= DO THIS =
Make an exact copy of all the data.

= GIVEN ENTRIES =
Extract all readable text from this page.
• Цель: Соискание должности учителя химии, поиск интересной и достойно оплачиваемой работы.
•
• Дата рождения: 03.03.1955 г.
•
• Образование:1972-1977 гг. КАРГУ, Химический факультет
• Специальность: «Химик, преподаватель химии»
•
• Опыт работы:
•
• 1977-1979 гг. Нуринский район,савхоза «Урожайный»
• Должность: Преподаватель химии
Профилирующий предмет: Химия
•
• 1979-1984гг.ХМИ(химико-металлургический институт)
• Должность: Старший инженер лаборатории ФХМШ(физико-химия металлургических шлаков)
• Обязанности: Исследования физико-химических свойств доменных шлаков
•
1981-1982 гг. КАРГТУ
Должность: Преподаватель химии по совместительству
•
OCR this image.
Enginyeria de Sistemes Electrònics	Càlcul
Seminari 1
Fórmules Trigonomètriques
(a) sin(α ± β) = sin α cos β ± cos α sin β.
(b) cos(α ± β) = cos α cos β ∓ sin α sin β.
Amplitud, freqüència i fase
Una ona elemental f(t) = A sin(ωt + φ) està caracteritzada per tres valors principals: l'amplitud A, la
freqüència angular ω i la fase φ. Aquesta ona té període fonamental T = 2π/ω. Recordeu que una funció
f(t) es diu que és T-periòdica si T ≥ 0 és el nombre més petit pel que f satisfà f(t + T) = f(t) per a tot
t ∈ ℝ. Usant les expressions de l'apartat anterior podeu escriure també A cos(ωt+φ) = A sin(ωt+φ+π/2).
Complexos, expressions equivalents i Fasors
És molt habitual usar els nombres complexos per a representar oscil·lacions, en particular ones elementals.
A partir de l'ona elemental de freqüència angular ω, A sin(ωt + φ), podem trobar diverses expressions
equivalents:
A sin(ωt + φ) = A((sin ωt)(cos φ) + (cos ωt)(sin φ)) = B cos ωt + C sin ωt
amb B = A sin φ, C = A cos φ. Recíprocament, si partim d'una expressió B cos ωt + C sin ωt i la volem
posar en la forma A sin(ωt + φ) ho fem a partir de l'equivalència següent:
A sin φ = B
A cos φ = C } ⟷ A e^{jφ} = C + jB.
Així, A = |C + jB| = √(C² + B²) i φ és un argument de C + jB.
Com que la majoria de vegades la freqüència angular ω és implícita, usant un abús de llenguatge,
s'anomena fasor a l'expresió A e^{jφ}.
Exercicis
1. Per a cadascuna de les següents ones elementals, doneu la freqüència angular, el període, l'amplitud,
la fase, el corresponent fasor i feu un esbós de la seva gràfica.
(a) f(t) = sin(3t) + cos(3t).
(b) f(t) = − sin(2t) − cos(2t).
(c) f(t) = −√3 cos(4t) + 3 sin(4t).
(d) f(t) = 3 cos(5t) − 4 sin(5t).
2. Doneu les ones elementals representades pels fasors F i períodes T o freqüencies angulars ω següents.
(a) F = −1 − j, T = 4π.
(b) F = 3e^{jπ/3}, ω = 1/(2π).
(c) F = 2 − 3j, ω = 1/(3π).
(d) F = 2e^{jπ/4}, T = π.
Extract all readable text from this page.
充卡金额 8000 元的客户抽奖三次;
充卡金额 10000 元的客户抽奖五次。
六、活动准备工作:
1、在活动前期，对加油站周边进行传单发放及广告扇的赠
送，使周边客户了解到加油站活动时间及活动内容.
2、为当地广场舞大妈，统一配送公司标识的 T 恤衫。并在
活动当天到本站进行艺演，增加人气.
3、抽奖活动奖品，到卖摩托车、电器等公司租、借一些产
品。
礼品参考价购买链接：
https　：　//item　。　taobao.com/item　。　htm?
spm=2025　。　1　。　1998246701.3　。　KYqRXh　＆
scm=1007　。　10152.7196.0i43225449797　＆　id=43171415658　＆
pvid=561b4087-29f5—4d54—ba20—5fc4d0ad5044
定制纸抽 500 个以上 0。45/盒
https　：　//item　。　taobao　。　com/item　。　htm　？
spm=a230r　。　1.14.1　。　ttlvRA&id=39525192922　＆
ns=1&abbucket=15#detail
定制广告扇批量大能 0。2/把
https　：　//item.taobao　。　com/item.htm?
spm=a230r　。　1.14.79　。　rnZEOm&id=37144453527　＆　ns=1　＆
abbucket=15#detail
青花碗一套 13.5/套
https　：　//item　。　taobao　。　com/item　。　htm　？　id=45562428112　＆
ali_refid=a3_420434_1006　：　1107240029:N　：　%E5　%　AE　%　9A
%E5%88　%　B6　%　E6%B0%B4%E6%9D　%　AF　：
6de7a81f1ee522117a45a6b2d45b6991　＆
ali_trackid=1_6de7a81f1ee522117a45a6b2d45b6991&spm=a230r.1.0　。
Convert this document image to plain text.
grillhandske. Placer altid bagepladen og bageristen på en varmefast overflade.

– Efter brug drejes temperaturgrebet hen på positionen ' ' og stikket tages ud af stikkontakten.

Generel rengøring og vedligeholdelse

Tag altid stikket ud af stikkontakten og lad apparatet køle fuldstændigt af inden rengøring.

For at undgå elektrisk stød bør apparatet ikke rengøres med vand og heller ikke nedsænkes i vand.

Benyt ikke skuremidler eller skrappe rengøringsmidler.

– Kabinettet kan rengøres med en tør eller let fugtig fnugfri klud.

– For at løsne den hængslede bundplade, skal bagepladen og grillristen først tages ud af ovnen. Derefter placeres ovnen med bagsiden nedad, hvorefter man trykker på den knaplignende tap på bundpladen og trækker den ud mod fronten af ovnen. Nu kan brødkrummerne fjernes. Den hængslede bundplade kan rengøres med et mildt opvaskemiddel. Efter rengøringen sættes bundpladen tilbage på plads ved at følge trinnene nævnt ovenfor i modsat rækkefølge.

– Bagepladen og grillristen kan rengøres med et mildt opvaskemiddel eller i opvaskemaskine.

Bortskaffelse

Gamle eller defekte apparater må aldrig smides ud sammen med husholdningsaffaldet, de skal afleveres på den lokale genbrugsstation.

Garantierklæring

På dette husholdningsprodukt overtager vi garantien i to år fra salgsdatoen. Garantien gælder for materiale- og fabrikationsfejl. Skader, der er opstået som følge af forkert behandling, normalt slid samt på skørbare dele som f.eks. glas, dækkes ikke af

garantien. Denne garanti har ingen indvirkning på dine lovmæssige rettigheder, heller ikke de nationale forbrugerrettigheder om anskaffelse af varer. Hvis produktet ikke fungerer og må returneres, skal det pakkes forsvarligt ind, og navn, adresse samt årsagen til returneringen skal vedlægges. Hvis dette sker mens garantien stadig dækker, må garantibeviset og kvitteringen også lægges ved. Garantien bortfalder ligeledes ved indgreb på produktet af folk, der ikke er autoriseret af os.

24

= THE OUTPUT =
Extract all readable text from this page.
• Цель: Соискание должности учителя химии, поиск интересной и достойно оплачиваемой работы.
•
• Дата рождения: 03.03.1955 г.
•
• Образование:1972-1977 гг. КАРГУ, Химический факультет
• Специальность: «Химик, преподаватель химии»
•
• Опыт работы:
•
• 1977-1979 гг. Нуринский район,савхоза «Урожайный»
• Должность: Преподаватель химии
Профилирующий предмет: Химия
•
• 1979-1984гг.ХМИ(химико-металлургический институт)
• Должность: Старший инженер лаборатории ФХМШ(физико-химия металлургических шлаков)
• Обязанности: Исследования физико-химических свойств доменных шлаков
•
1981-1982 гг. КАРГТУ
Должность: Преподаватель химии по совместительству
•
OCR this image.
Enginyeria de Sistemes Electrònics	Càlcul
Seminari 1
Fórmules Trigonomètriques
(a) sin(α ± β) = sin α cos β ± cos α sin β.
(b) cos(α ± β) = cos α cos β ∓ sin α sin β.
Amplitud, freqüència i fase
Una ona elemental f(t) = A sin(ωt + φ) està caracteritzada per tres valors principals: l'amplitud A, la
freqüència angular ω i la fase φ. Aquesta ona té període fonamental T = 2π/ω. Recordeu que una funció
f(t) es diu que és T-periòdica si T ≥ 0 és el nombre més petit pel que f satisfà f(t + T) = f(t) per a tot
t ∈ ℝ. Usant les expressions de l'apartat anterior podeu escriure també A cos(ωt+φ) = A sin(ωt+φ+π/2).
Complexos, expressions equivalents i Fasors
És molt habitual usar els nombres complexos per a representar oscil·lacions, en particular ones elementals.
A partir de l'ona elemental de freqüència angular ω, A sin(ωt + φ), podem trobar diverses expressions
equivalents:
A sin(ωt + φ) = A((sin ωt)(cos φ) + (cos ωt)(sin φ)) = B cos ωt + C sin ωt
amb B = A sin φ, C = A cos φ. Recíprocament, si partim d'una expressió B cos ωt + C sin ωt i la volem
posar en la forma A sin(ωt + φ) ho fem a partir de l'equivalència següent:
A sin φ = B
A cos φ = C } ⟷ A e^{jφ} = C + jB.
Així, A = |C + jB| = √(C² + B²) i φ és un argument de C + jB.
Com que la majoria de vegades la freqüència angular ω és implícita, usant un abús de llenguatge,
s'anomena fasor a l'expresió A e^{jφ}.
Exercicis
1. Per a cadascuna de les següents ones elementals, doneu la freqüència angular, el període, l'amplitud,
la fase, el corresponent fasor i feu un esbós de la seva gràfica.
(a) f(t) = sin(3t) + cos(3t).
(b) f(t) = − sin(2t) − cos(2t).
(c) f(t) = −√3 cos(4t) + 3 sin(4t).
(d) f(t) = 3 cos(5t) − 4 sin(5t).
2. Doneu les ones elementals representades pels fasors F i períodes T o freqüencies angulars ω següents.
(a) F = −1 − j, T = 4π.
(b) F = 3e^{jπ/3}, ω = 1/(2π).
(c) F = 2 − 3j, ω = 1/(3π).
(d) F = 2e^{jπ/4}, T = π.
Extract all readable text from this page.
充卡金额 8000 元的客户抽奖三次;
充卡金额 10000 元的客户抽奖五次。
六、活动准备工作:
1、在活动前期，对加油站周边进行传单发放及广告扇的赠
送，使周边客户了解到加油站活动时间及活动内容.
2、为当地广场舞大妈，统一配送公司标识的 T 恤衫。并在
活动当天到本站进行艺演，增加人气.
3、抽奖活动奖品，到卖摩托车、电器等公司租、借一些产
品。
礼品参考价购买链接：
https　：　//item　。　taobao.com/item　。　htm?
spm=2025　。　1　。　1998246701.3　。　KYqRXh　＆
scm=1007　。　10152.7196.0i43225449797　＆　id=43171415658　＆
pvid=561b4087-29f5—4d54—ba20—5fc4d0ad5044
定制纸抽 500 个以上 0。45/盒
https　：　//item　。　taobao　。　com/item　。　htm　？
spm=a230r　。　1.14.1　。　ttlvRA&id=39525192922　＆
ns=1&abbucket=15#detail
定制广告扇批量大能 0。2/把
https　：　//item.taobao　。　com/item.htm?
spm=a230r　。　1.14.79　。　rnZEOm&id=37144453527　＆　ns=1　＆
abbucket=15#detail
青花碗一套 13.5/套
https　：　//item　。　taobao　。　com/item　。　htm　？　id=45562428112　＆
ali_refid=a3_420434_1006　：　1107240029:N　：　%E5　%　AE　%　9A
%E5%88　%　B6　%　E6%B0%B4%E6%9D　%　AF　：
6de7a81f1ee522117a45a6b2d45b6991　＆
ali_trackid=1_6de7a81f1ee522117a45a6b2d45b6991&spm=a230r.1.0　。
Convert this document image to plain text.
grillhandske. Placer altid bagepladen og bageristen på en varmefast overflade.

– Efter brug drejes temperaturgrebet hen på positionen ' ' og stikket tages ud af stikkontakten.

Generel rengøring og vedligeholdelse

Tag altid stikket ud af stikkontakten og lad apparatet køle fuldstændigt af inden rengøring.

For at undgå elektrisk stød bør apparatet ikke rengøres med vand og heller ikke nedsænkes i vand.

Benyt ikke skuremidler eller skrappe rengøringsmidler.

– Kabinettet kan rengøres med en tør eller let fugtig fnugfri klud.

– For at løsne den hængslede bundplade, skal bagepladen og grillristen først tages ud af ovnen. Derefter placeres ovnen med bagsiden nedad, hvorefter man trykker på den knaplignende tap på bundpladen og trækker den ud mod fronten af ovnen. Nu kan brødkrummerne fjernes. Den hængslede bundplade kan rengøres med et mildt opvaskemiddel. Efter rengøringen sættes bundpladen tilbage på plads ved at følge trinnene nævnt ovenfor i modsat rækkefølge.

– Bagepladen og grillristen kan rengøres med et mildt opvaskemiddel eller i opvaskemaskine.

Bortskaffelse

Gamle eller defekte apparater må aldrig smides ud sammen med husholdningsaffaldet, de skal afleveres på den lokale genbrugsstation.

Garantierklæring

På dette husholdningsprodukt overtager vi garantien i to år fra salgsdatoen. Garantien gælder for materiale- og fabrikationsfejl. Skader, der er opstået som følge af forkert behandling, normalt slid samt på skørbare dele som f.eks. glas, dækkes ikke af

garantien. Denne garanti har ingen indvirkning på dine lovmæssige rettigheder, heller ikke de nationale forbrugerrettigheder om anskaffelse af varer. Hvis produktet ikke fungerer og må returneres, skal det pakkes forsvarligt ind, og navn, adresse samt årsagen til returneringen skal vedlægges. Hvis dette sker mens garantien stadig dækker, må garantibeviset og kvitteringen også lægges ved. Garantien bortfalder ligeledes ved indgreb på produktet af folk, der ikke er autoriseret af os.

24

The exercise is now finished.